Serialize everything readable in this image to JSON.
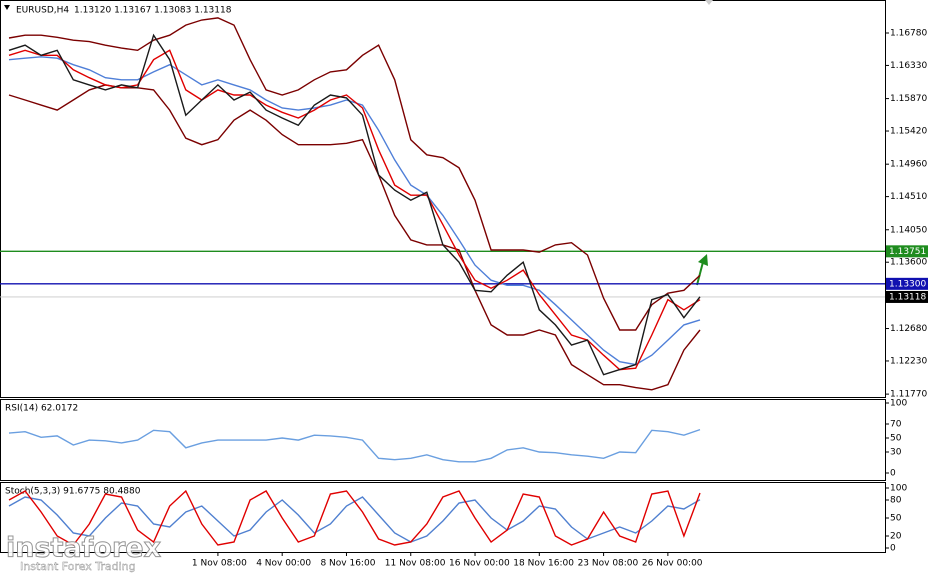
{
  "chart_data": [
    {
      "type": "line",
      "title": "EURUSD,H4",
      "subtitle": "1.13120 1.13167 1.13083 1.13118",
      "categories": [
        null,
        null,
        null,
        null,
        null,
        null,
        null,
        null,
        null,
        null,
        null,
        null,
        null,
        "1 Nov 08:00",
        null,
        null,
        null,
        "4 Nov 00:00",
        null,
        null,
        null,
        "8 Nov 16:00",
        null,
        null,
        null,
        "11 Nov 08:00",
        null,
        null,
        null,
        "16 Nov 00:00",
        null,
        null,
        null,
        "18 Nov 16:00",
        null,
        null,
        null,
        "23 Nov 08:00",
        null,
        null,
        null,
        "26 Nov 00:00",
        null,
        null
      ],
      "series": [
        {
          "color": "#7b0000",
          "values": [
            1.1671,
            1.1675,
            1.1675,
            1.1672,
            1.1668,
            1.1666,
            1.1661,
            1.1657,
            1.1654,
            1.1668,
            1.1675,
            1.1689,
            1.1696,
            1.1699,
            1.1689,
            1.1641,
            1.1599,
            1.1592,
            1.1599,
            1.1613,
            1.1624,
            1.1627,
            1.1647,
            1.1661,
            1.1613,
            1.153,
            1.1509,
            1.1505,
            1.1491,
            1.1446,
            1.1377,
            1.1377,
            1.1377,
            1.1374,
            1.1384,
            1.1387,
            1.137,
            1.131,
            1.1266,
            1.1266,
            1.1301,
            1.1317,
            1.1321,
            1.1342
          ]
        },
        {
          "color": "#7b0000",
          "values": [
            1.1592,
            1.1585,
            1.1578,
            1.1571,
            1.1585,
            1.1599,
            1.1606,
            1.1602,
            1.1602,
            1.1599,
            1.1571,
            1.1532,
            1.1523,
            1.153,
            1.1557,
            1.1571,
            1.1557,
            1.1537,
            1.1523,
            1.1523,
            1.1523,
            1.1525,
            1.153,
            1.1481,
            1.1425,
            1.1391,
            1.1384,
            1.1384,
            1.1377,
            1.1321,
            1.1273,
            1.1259,
            1.1259,
            1.1266,
            1.1259,
            1.1218,
            1.1204,
            1.119,
            1.119,
            1.1186,
            1.1183,
            1.119,
            1.1238,
            1.1266
          ]
        },
        {
          "color": "#4f7fd8",
          "values": [
            1.1641,
            1.1643,
            1.1645,
            1.1643,
            1.1634,
            1.1627,
            1.1616,
            1.1613,
            1.1613,
            1.1624,
            1.1634,
            1.162,
            1.1606,
            1.1613,
            1.1606,
            1.1599,
            1.1585,
            1.1574,
            1.1571,
            1.1574,
            1.1578,
            1.1585,
            1.1578,
            1.1543,
            1.1502,
            1.1467,
            1.1453,
            1.1425,
            1.1391,
            1.1356,
            1.1335,
            1.1328,
            1.1328,
            1.1321,
            1.1301,
            1.128,
            1.1259,
            1.1238,
            1.1222,
            1.1218,
            1.1231,
            1.1252,
            1.1273,
            1.128
          ]
        },
        {
          "color": "#e00000",
          "values": [
            1.1647,
            1.1654,
            1.1647,
            1.1647,
            1.1627,
            1.1616,
            1.1606,
            1.1602,
            1.1606,
            1.1641,
            1.1654,
            1.1599,
            1.1585,
            1.1599,
            1.1592,
            1.1592,
            1.1578,
            1.1568,
            1.156,
            1.1571,
            1.1585,
            1.1592,
            1.1574,
            1.1516,
            1.1467,
            1.1453,
            1.1453,
            1.1412,
            1.137,
            1.1335,
            1.1324,
            1.1335,
            1.1349,
            1.1315,
            1.1287,
            1.1259,
            1.1252,
            1.1231,
            1.1211,
            1.1213,
            1.1259,
            1.1308,
            1.1294,
            1.1308
          ]
        },
        {
          "color": "#1a1a1a",
          "values": [
            1.1654,
            1.1661,
            1.1647,
            1.1654,
            1.1613,
            1.1606,
            1.1599,
            1.1606,
            1.1602,
            1.1675,
            1.1641,
            1.1564,
            1.1585,
            1.1606,
            1.1585,
            1.1596,
            1.1571,
            1.156,
            1.155,
            1.1578,
            1.1592,
            1.1588,
            1.1564,
            1.1481,
            1.146,
            1.1446,
            1.1457,
            1.1384,
            1.136,
            1.1321,
            1.1319,
            1.1342,
            1.136,
            1.1294,
            1.1273,
            1.1245,
            1.1252,
            1.1204,
            1.1211,
            1.1218,
            1.1308,
            1.1315,
            1.1283,
            1.1312
          ]
        }
      ],
      "ylim": [
        1.1173,
        1.1721
      ],
      "yticks": [
        {
          "value": 1.1678,
          "label": "1.16780"
        },
        {
          "value": 1.1633,
          "label": "1.16330"
        },
        {
          "value": 1.1587,
          "label": "1.15870"
        },
        {
          "value": 1.1542,
          "label": "1.15420"
        },
        {
          "value": 1.1496,
          "label": "1.14960"
        },
        {
          "value": 1.1451,
          "label": "1.14510"
        },
        {
          "value": 1.1405,
          "label": "1.14050"
        },
        {
          "value": 1.136,
          "label": "1.13600"
        },
        {
          "value": 1.1268,
          "label": "1.12680"
        },
        {
          "value": 1.1223,
          "label": "1.12230"
        },
        {
          "value": 1.1177,
          "label": "1.11770"
        }
      ],
      "levels": [
        {
          "value": 1.13751,
          "label": "1.13751",
          "color": "#1e8c1e"
        },
        {
          "value": 1.133,
          "label": "1.13300",
          "color": "#1010b0"
        }
      ],
      "last": {
        "value": 1.13118,
        "label": "1.13118",
        "color": "#000000"
      }
    },
    {
      "type": "line",
      "title": "RSI(14) 62.0172",
      "series": [
        {
          "color": "#6a9fe0",
          "values": [
            57,
            59,
            51,
            53,
            40,
            47,
            46,
            43,
            47,
            61,
            59,
            36,
            43,
            47,
            47,
            47,
            47,
            50,
            47,
            54,
            53,
            51,
            47,
            21,
            19,
            21,
            26,
            19,
            16,
            16,
            21,
            33,
            36,
            30,
            29,
            26,
            24,
            21,
            30,
            29,
            61,
            59,
            54,
            62.0172
          ]
        }
      ],
      "ylim": [
        0,
        100
      ],
      "yticks": [
        100,
        70,
        50,
        30,
        0
      ]
    },
    {
      "type": "line",
      "title": "Stoch(5,3,3) 91.6775 80.4880",
      "series": [
        {
          "color": "#5080d0",
          "values": [
            70,
            85,
            80,
            55,
            25,
            20,
            50,
            75,
            70,
            40,
            35,
            60,
            70,
            45,
            20,
            30,
            60,
            80,
            55,
            25,
            40,
            70,
            85,
            55,
            25,
            10,
            20,
            45,
            75,
            80,
            50,
            30,
            45,
            70,
            65,
            35,
            15,
            25,
            35,
            25,
            45,
            70,
            65,
            80.488
          ]
        },
        {
          "color": "#e00000",
          "values": [
            80,
            95,
            60,
            20,
            5,
            40,
            90,
            85,
            30,
            10,
            70,
            95,
            40,
            5,
            10,
            80,
            95,
            50,
            10,
            20,
            90,
            95,
            60,
            15,
            5,
            10,
            40,
            85,
            95,
            50,
            10,
            30,
            90,
            85,
            20,
            5,
            15,
            60,
            20,
            10,
            90,
            95,
            20,
            91.6775
          ]
        }
      ],
      "ylim": [
        0,
        100
      ],
      "yticks": [
        100,
        80,
        50,
        20,
        0
      ]
    }
  ],
  "brand": "instaforex",
  "tagline": "Instant Forex Trading"
}
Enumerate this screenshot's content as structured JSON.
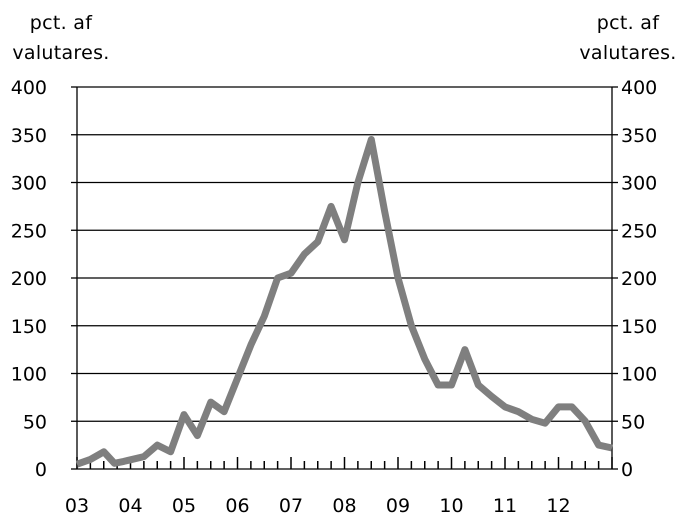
{
  "chart_data": {
    "type": "line",
    "title": "",
    "ylabel_left": "pct. af valutares.",
    "ylabel_right": "pct. af valutares.",
    "ylim": [
      0,
      400
    ],
    "yticks": [
      0,
      50,
      100,
      150,
      200,
      250,
      300,
      350,
      400
    ],
    "xlim": [
      0,
      40
    ],
    "xtick_labels": [
      "03",
      "04",
      "05",
      "06",
      "07",
      "08",
      "09",
      "10",
      "11",
      "12"
    ],
    "xtick_positions": [
      0,
      4,
      8,
      12,
      16,
      20,
      24,
      28,
      32,
      36
    ],
    "grid": true,
    "series": [
      {
        "color": "#7f7f7f",
        "x": [
          0,
          1,
          2,
          2.8,
          3.5,
          5,
          6,
          7,
          8,
          9,
          10,
          11,
          12,
          13,
          14,
          15,
          16,
          17,
          18,
          19,
          20,
          21,
          22,
          23,
          24,
          25,
          26,
          27,
          28,
          29,
          30,
          31,
          32,
          33,
          34,
          35,
          36,
          37,
          38,
          39,
          40
        ],
        "y": [
          5,
          10,
          18,
          6,
          8,
          13,
          25,
          18,
          57,
          35,
          70,
          60,
          95,
          130,
          160,
          200,
          205,
          225,
          238,
          275,
          240,
          300,
          345,
          270,
          200,
          150,
          115,
          88,
          88,
          125,
          88,
          76,
          65,
          60,
          52,
          48,
          65,
          65,
          50,
          25,
          22
        ]
      }
    ]
  }
}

**What is expected:** Tally the lines in the records above that contain the word "valutares", and give only that number.

**Response:** 2